• Data provided:
____
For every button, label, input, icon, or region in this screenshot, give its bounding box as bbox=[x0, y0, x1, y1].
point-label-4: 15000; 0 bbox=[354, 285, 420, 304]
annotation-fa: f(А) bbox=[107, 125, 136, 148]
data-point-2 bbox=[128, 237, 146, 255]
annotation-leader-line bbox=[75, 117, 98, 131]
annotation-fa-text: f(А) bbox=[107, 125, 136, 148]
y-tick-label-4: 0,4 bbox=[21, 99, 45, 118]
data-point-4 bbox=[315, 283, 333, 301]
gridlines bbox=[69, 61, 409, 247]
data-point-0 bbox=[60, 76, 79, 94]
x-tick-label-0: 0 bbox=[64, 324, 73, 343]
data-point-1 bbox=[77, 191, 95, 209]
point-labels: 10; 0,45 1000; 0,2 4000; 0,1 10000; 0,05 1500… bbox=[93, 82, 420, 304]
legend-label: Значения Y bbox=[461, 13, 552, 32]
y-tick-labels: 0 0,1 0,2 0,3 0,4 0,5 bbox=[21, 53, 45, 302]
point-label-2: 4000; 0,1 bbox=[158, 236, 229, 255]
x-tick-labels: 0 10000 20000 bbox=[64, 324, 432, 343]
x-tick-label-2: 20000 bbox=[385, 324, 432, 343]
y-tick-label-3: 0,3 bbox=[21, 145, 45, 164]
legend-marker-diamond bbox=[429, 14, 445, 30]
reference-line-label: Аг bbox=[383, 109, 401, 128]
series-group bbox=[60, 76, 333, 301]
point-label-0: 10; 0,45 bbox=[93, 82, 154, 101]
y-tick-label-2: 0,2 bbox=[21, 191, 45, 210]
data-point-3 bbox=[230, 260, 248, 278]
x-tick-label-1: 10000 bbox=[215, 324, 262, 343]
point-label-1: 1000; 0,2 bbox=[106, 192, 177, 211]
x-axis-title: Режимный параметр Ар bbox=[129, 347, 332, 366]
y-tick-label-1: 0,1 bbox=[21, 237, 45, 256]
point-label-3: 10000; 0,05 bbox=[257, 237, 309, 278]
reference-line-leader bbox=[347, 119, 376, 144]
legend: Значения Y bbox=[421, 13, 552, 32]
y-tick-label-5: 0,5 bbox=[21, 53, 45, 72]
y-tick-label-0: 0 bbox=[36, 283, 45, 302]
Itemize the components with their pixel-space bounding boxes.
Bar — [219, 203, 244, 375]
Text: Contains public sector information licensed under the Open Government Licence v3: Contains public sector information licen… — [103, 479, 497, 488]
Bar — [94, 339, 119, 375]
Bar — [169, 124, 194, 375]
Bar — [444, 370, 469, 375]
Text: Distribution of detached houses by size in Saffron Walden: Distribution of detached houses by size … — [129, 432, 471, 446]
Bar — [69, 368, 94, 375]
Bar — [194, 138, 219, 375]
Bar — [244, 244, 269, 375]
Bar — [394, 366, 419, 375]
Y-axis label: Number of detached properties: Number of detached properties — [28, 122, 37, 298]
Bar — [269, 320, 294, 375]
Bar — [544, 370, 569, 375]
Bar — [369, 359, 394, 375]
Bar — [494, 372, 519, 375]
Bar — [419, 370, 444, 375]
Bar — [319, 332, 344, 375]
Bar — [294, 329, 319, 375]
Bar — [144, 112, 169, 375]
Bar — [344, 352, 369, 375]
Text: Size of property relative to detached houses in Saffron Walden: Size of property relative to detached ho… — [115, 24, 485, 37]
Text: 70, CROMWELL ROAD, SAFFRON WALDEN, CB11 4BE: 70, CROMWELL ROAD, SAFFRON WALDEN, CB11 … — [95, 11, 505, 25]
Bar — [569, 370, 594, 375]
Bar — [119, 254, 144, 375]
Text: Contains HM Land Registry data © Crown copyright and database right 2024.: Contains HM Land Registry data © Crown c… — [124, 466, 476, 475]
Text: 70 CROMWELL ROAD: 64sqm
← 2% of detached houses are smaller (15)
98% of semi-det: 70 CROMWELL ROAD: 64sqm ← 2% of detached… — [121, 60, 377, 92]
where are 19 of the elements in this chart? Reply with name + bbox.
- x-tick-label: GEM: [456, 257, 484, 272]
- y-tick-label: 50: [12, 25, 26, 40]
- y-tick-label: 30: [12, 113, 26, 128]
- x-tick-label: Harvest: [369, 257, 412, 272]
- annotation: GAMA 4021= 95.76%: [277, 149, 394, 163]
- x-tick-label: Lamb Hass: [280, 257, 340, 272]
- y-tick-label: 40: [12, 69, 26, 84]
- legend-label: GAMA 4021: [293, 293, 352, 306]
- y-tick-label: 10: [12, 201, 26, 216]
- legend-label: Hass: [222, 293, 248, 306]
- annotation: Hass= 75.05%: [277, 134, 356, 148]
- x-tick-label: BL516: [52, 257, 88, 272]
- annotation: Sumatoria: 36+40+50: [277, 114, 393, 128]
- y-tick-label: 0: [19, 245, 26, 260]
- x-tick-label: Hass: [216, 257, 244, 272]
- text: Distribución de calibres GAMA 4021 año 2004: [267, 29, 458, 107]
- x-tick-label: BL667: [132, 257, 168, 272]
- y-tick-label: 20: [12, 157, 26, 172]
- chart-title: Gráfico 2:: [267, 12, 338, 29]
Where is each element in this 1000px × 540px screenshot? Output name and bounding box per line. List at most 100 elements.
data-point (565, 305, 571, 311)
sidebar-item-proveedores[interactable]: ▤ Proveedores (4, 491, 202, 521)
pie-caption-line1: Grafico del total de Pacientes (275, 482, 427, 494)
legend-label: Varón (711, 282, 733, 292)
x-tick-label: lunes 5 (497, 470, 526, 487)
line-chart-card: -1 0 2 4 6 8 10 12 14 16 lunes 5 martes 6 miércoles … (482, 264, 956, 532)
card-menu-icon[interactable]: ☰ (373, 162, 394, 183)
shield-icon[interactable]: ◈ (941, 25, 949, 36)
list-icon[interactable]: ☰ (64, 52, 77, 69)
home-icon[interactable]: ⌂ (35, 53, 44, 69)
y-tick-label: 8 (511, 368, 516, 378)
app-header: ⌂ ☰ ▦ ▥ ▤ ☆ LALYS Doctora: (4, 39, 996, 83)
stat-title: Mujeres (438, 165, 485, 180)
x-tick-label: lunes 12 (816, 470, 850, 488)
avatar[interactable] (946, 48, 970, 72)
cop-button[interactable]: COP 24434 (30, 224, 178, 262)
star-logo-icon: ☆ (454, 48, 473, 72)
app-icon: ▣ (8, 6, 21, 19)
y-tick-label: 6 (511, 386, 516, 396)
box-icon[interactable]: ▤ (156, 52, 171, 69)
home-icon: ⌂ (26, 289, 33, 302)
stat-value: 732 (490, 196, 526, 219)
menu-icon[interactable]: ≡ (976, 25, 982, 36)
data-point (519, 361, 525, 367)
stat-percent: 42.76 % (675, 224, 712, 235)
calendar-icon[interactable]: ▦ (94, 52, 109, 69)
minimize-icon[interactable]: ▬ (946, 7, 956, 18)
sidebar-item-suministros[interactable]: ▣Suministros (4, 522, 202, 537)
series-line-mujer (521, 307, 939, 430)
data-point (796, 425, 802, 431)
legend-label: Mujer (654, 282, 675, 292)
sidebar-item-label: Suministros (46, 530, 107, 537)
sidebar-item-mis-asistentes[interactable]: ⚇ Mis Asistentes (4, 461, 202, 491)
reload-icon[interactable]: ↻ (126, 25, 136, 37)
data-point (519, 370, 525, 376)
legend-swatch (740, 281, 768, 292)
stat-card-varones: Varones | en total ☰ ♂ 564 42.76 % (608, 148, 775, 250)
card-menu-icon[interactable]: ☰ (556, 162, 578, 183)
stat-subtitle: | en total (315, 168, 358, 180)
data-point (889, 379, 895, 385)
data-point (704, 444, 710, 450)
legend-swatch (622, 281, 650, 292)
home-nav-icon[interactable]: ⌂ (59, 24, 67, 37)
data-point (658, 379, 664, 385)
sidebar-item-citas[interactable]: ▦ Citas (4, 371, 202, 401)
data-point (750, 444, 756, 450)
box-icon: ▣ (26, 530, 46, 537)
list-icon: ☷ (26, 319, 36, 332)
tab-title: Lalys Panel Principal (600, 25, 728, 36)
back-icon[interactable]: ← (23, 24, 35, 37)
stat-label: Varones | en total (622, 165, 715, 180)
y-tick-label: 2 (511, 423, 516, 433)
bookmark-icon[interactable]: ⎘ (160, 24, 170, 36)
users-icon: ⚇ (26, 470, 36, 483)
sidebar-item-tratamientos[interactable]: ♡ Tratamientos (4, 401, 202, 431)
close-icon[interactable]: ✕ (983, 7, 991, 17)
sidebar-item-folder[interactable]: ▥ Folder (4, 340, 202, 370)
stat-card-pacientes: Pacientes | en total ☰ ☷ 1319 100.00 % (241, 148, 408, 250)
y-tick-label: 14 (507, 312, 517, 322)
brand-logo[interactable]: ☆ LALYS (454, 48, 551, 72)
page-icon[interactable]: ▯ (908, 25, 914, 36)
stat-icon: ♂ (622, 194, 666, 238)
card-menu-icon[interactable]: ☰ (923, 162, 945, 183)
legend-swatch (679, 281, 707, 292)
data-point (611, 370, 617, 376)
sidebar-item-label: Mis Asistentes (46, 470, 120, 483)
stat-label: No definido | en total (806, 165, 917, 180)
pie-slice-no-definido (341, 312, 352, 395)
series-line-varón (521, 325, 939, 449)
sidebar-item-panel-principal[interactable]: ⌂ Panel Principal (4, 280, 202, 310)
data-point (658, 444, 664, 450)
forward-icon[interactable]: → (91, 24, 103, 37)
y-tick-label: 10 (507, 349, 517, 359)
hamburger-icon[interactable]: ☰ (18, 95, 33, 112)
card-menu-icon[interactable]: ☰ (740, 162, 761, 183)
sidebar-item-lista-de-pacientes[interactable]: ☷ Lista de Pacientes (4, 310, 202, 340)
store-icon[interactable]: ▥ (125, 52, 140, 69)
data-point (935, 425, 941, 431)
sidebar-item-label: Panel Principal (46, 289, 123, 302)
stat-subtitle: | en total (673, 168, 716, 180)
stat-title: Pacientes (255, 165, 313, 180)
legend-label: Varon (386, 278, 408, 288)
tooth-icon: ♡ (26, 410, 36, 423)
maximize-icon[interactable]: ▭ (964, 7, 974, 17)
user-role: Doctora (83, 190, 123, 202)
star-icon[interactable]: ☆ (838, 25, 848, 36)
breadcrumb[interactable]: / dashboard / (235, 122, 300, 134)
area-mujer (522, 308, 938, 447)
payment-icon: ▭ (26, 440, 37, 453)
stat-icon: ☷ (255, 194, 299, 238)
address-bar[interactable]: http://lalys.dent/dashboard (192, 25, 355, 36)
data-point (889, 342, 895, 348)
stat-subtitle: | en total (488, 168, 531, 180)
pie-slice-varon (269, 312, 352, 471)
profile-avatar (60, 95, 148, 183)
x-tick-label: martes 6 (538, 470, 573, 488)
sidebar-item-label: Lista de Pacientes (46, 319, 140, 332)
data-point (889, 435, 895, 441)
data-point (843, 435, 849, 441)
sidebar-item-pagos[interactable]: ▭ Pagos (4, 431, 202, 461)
____
• Objective: Copy the rows starting at the first and ending at the one containing "gridlines bbox=[69, 61, 409, 247]", changing "bounding box" to "enclosing box" and leaving everything else as it is.

• Response to the exercise:
For every button, label, input, icon, or region in this screenshot, give its enclosing box as bbox=[x0, y0, x1, y1].
point-label-4: 15000; 0 bbox=[354, 285, 420, 304]
annotation-fa: f(А) bbox=[107, 125, 136, 148]
data-point-2 bbox=[128, 237, 146, 255]
annotation-leader-line bbox=[75, 117, 98, 131]
annotation-fa-text: f(А) bbox=[107, 125, 136, 148]
y-tick-label-4: 0,4 bbox=[21, 99, 45, 118]
data-point-4 bbox=[315, 283, 333, 301]
gridlines bbox=[69, 61, 409, 247]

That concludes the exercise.